SET TASK:
Change every instance of "terminal-line" in the rows below to "console-line" and reproduce the rows with nothing else altered.

EXTRACTED DATA:
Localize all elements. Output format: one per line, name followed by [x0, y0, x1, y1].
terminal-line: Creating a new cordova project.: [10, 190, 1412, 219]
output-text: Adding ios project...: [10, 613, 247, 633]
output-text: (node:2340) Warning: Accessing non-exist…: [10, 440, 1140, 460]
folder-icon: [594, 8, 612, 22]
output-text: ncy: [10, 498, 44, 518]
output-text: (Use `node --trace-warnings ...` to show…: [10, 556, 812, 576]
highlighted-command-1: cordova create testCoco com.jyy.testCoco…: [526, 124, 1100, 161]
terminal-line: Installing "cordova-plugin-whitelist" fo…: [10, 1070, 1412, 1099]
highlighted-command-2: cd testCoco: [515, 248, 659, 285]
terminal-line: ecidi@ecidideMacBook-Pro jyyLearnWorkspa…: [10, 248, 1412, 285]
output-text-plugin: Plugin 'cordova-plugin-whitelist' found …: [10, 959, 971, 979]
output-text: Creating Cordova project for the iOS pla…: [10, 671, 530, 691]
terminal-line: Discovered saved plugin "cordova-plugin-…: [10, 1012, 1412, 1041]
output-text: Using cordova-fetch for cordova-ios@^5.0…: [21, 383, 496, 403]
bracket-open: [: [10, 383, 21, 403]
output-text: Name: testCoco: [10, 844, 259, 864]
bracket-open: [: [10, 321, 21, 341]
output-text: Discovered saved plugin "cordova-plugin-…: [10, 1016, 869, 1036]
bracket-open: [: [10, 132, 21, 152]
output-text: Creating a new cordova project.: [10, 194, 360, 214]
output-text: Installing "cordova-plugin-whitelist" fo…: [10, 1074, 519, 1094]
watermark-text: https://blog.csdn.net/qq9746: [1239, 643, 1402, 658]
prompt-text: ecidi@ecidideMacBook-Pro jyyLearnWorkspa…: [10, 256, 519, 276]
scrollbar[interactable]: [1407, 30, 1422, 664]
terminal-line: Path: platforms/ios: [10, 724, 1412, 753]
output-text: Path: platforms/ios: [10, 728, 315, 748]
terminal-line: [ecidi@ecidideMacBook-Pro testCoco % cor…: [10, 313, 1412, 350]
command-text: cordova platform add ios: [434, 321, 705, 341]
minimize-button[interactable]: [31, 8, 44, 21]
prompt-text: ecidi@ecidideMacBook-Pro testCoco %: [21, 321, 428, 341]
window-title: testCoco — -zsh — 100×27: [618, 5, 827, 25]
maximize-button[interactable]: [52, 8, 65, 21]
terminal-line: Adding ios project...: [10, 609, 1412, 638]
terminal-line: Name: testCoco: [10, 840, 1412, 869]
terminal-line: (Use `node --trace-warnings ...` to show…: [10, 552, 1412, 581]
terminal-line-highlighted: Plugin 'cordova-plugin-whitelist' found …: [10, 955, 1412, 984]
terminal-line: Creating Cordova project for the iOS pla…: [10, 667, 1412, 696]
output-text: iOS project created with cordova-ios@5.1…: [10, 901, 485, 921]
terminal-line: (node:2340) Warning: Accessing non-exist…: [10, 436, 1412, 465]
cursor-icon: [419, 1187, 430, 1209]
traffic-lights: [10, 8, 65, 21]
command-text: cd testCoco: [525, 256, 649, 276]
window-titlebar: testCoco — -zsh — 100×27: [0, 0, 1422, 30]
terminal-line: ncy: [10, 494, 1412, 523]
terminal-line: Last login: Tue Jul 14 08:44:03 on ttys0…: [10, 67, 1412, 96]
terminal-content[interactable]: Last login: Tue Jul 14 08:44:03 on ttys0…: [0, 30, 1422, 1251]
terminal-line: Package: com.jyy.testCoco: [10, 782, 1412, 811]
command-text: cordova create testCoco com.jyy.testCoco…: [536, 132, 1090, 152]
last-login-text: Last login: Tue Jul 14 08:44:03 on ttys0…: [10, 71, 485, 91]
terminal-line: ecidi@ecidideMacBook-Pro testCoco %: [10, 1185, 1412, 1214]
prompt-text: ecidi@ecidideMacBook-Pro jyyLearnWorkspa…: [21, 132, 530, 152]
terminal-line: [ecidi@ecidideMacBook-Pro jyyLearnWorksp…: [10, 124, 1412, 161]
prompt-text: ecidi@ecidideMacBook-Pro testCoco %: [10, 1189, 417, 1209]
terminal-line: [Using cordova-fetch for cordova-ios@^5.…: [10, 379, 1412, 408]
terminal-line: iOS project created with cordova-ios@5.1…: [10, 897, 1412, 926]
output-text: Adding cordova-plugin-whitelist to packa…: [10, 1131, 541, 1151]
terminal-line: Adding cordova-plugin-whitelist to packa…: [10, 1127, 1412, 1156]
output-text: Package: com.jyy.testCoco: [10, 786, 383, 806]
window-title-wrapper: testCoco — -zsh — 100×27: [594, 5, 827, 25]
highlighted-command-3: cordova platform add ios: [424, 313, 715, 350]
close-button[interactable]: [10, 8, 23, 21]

CORRECT OUTPUT:
Localize all elements. Output format: one per line, name followed by [x0, y0, x1, y1].
console-line: Creating a new cordova project.: [10, 190, 1412, 219]
output-text: Adding ios project...: [10, 613, 247, 633]
output-text: (node:2340) Warning: Accessing non-exist…: [10, 440, 1140, 460]
folder-icon: [594, 8, 612, 22]
output-text: ncy: [10, 498, 44, 518]
output-text: (Use `node --trace-warnings ...` to show…: [10, 556, 812, 576]
highlighted-command-1: cordova create testCoco com.jyy.testCoco…: [526, 124, 1100, 161]
console-line: Installing "cordova-plugin-whitelist" fo…: [10, 1070, 1412, 1099]
highlighted-command-2: cd testCoco: [515, 248, 659, 285]
console-line: ecidi@ecidideMacBook-Pro jyyLearnWorkspa…: [10, 248, 1412, 285]
output-text-plugin: Plugin 'cordova-plugin-whitelist' found …: [10, 959, 971, 979]
output-text: Creating Cordova project for the iOS pla…: [10, 671, 530, 691]
console-line: Discovered saved plugin "cordova-plugin-…: [10, 1012, 1412, 1041]
output-text: Using cordova-fetch for cordova-ios@^5.0…: [21, 383, 496, 403]
bracket-open: [: [10, 383, 21, 403]
output-text: Name: testCoco: [10, 844, 259, 864]
bracket-open: [: [10, 321, 21, 341]
output-text: Discovered saved plugin "cordova-plugin-…: [10, 1016, 869, 1036]
bracket-open: [: [10, 132, 21, 152]
output-text: Creating a new cordova project.: [10, 194, 360, 214]
output-text: Installing "cordova-plugin-whitelist" fo…: [10, 1074, 519, 1094]
watermark-text: https://blog.csdn.net/qq9746: [1239, 643, 1402, 658]
prompt-text: ecidi@ecidideMacBook-Pro jyyLearnWorkspa…: [10, 256, 519, 276]
scrollbar[interactable]: [1407, 30, 1422, 664]
console-line: Path: platforms/ios: [10, 724, 1412, 753]
output-text: Path: platforms/ios: [10, 728, 315, 748]
console-line: [ecidi@ecidideMacBook-Pro testCoco % cor…: [10, 313, 1412, 350]
command-text: cordova platform add ios: [434, 321, 705, 341]
minimize-button[interactable]: [31, 8, 44, 21]
prompt-text: ecidi@ecidideMacBook-Pro testCoco %: [21, 321, 428, 341]
window-title: testCoco — -zsh — 100×27: [618, 5, 827, 25]
maximize-button[interactable]: [52, 8, 65, 21]
console-line: Adding ios project...: [10, 609, 1412, 638]
console-line: Name: testCoco: [10, 840, 1412, 869]
console-line: (Use `node --trace-warnings ...` to show…: [10, 552, 1412, 581]
console-line-highlighted: Plugin 'cordova-plugin-whitelist' found …: [10, 955, 1412, 984]
console-line: Creating Cordova project for the iOS pla…: [10, 667, 1412, 696]
output-text: iOS project created with cordova-ios@5.1…: [10, 901, 485, 921]
console-line: (node:2340) Warning: Accessing non-exist…: [10, 436, 1412, 465]
cursor-icon: [419, 1187, 430, 1209]
traffic-lights: [10, 8, 65, 21]
command-text: cd testCoco: [525, 256, 649, 276]
window-titlebar: testCoco — -zsh — 100×27: [0, 0, 1422, 30]
console-line: ncy: [10, 494, 1412, 523]
console-line: Last login: Tue Jul 14 08:44:03 on ttys0…: [10, 67, 1412, 96]
terminal-content[interactable]: Last login: Tue Jul 14 08:44:03 on ttys0…: [0, 30, 1422, 1251]
console-line: Package: com.jyy.testCoco: [10, 782, 1412, 811]
command-text: cordova create testCoco com.jyy.testCoco…: [536, 132, 1090, 152]
last-login-text: Last login: Tue Jul 14 08:44:03 on ttys0…: [10, 71, 485, 91]
console-line: ecidi@ecidideMacBook-Pro testCoco %: [10, 1185, 1412, 1214]
prompt-text: ecidi@ecidideMacBook-Pro jyyLearnWorkspa…: [21, 132, 530, 152]
console-line: [ecidi@ecidideMacBook-Pro jyyLearnWorksp…: [10, 124, 1412, 161]
prompt-text: ecidi@ecidideMacBook-Pro testCoco %: [10, 1189, 417, 1209]
console-line: [Using cordova-fetch for cordova-ios@^5.…: [10, 379, 1412, 408]
console-line: iOS project created with cordova-ios@5.1…: [10, 897, 1412, 926]
output-text: Adding cordova-plugin-whitelist to packa…: [10, 1131, 541, 1151]
console-line: Adding cordova-plugin-whitelist to packa…: [10, 1127, 1412, 1156]
output-text: Package: com.jyy.testCoco: [10, 786, 383, 806]
window-title-wrapper: testCoco — -zsh — 100×27: [594, 5, 827, 25]
highlighted-command-3: cordova platform add ios: [424, 313, 715, 350]
close-button[interactable]: [10, 8, 23, 21]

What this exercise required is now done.